Set the listing down again in full, word for word, with the pictures left out.

***

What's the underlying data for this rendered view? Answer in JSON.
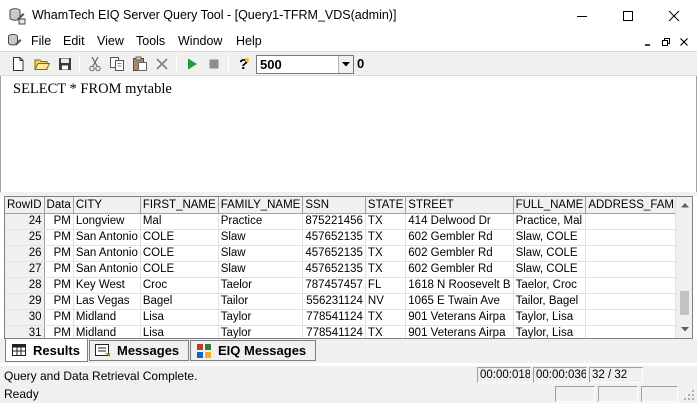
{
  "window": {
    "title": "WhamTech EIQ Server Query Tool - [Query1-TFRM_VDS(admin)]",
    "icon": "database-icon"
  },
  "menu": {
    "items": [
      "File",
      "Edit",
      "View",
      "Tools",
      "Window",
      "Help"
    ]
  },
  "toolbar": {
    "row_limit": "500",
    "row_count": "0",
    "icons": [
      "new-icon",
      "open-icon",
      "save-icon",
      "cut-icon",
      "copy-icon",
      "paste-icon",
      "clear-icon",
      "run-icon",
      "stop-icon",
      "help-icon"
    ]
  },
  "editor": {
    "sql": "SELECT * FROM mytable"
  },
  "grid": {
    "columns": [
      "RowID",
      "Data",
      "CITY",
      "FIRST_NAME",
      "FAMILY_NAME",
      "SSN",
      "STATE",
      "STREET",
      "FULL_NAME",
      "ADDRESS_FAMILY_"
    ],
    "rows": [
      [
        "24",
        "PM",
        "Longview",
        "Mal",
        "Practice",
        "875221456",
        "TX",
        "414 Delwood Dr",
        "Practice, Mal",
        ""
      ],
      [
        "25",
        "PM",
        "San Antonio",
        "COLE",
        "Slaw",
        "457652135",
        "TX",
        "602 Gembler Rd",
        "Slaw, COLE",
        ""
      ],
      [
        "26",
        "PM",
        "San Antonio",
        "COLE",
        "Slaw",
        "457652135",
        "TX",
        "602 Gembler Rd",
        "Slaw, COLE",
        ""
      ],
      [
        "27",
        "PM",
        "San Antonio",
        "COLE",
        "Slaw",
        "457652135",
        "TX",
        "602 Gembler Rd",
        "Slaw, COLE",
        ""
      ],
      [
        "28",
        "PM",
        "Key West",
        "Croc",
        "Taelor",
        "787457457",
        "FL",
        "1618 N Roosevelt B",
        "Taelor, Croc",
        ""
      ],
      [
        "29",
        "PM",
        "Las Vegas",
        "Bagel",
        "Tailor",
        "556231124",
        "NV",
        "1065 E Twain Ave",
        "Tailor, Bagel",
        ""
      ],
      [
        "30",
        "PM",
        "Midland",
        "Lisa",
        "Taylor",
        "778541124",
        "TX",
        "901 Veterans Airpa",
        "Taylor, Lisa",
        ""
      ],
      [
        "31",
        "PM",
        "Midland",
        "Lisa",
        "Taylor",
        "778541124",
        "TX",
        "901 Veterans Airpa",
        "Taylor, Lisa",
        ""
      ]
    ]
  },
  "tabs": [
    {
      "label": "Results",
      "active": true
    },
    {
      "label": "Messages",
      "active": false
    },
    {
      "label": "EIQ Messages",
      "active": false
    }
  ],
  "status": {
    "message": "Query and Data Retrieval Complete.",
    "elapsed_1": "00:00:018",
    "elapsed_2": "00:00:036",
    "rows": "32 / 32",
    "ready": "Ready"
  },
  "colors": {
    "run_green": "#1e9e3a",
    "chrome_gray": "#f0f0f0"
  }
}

***

ANSWER BELOW:
What's the underlying data for this rendered view? Answer in JSON.
{
  "window": {
    "title": "WhamTech EIQ Server Query Tool - [Query1-TFRM_VDS(admin)]",
    "icon": "database-icon"
  },
  "menu": {
    "items": [
      "File",
      "Edit",
      "View",
      "Tools",
      "Window",
      "Help"
    ]
  },
  "toolbar": {
    "row_limit": "500",
    "row_count": "0",
    "icons": [
      "new-icon",
      "open-icon",
      "save-icon",
      "cut-icon",
      "copy-icon",
      "paste-icon",
      "clear-icon",
      "run-icon",
      "stop-icon",
      "help-icon"
    ]
  },
  "editor": {
    "sql": "SELECT * FROM mytable"
  },
  "grid": {
    "columns": [
      "RowID",
      "Data",
      "CITY",
      "FIRST_NAME",
      "FAMILY_NAME",
      "SSN",
      "STATE",
      "STREET",
      "FULL_NAME",
      "ADDRESS_FAMILY_"
    ],
    "rows": [
      [
        "24",
        "PM",
        "Longview",
        "Mal",
        "Practice",
        "875221456",
        "TX",
        "414 Delwood Dr",
        "Practice, Mal",
        ""
      ],
      [
        "25",
        "PM",
        "San Antonio",
        "COLE",
        "Slaw",
        "457652135",
        "TX",
        "602 Gembler Rd",
        "Slaw, COLE",
        ""
      ],
      [
        "26",
        "PM",
        "San Antonio",
        "COLE",
        "Slaw",
        "457652135",
        "TX",
        "602 Gembler Rd",
        "Slaw, COLE",
        ""
      ],
      [
        "27",
        "PM",
        "San Antonio",
        "COLE",
        "Slaw",
        "457652135",
        "TX",
        "602 Gembler Rd",
        "Slaw, COLE",
        ""
      ],
      [
        "28",
        "PM",
        "Key West",
        "Croc",
        "Taelor",
        "787457457",
        "FL",
        "1618 N Roosevelt B",
        "Taelor, Croc",
        ""
      ],
      [
        "29",
        "PM",
        "Las Vegas",
        "Bagel",
        "Tailor",
        "556231124",
        "NV",
        "1065 E Twain Ave",
        "Tailor, Bagel",
        ""
      ],
      [
        "30",
        "PM",
        "Midland",
        "Lisa",
        "Taylor",
        "778541124",
        "TX",
        "901 Veterans Airpa",
        "Taylor, Lisa",
        ""
      ],
      [
        "31",
        "PM",
        "Midland",
        "Lisa",
        "Taylor",
        "778541124",
        "TX",
        "901 Veterans Airpa",
        "Taylor, Lisa",
        ""
      ]
    ]
  },
  "tabs": [
    {
      "label": "Results",
      "active": true
    },
    {
      "label": "Messages",
      "active": false
    },
    {
      "label": "EIQ Messages",
      "active": false
    }
  ],
  "status": {
    "message": "Query and Data Retrieval Complete.",
    "elapsed_1": "00:00:018",
    "elapsed_2": "00:00:036",
    "rows": "32 / 32",
    "ready": "Ready"
  },
  "colors": {
    "run_green": "#1e9e3a",
    "chrome_gray": "#f0f0f0"
  }
}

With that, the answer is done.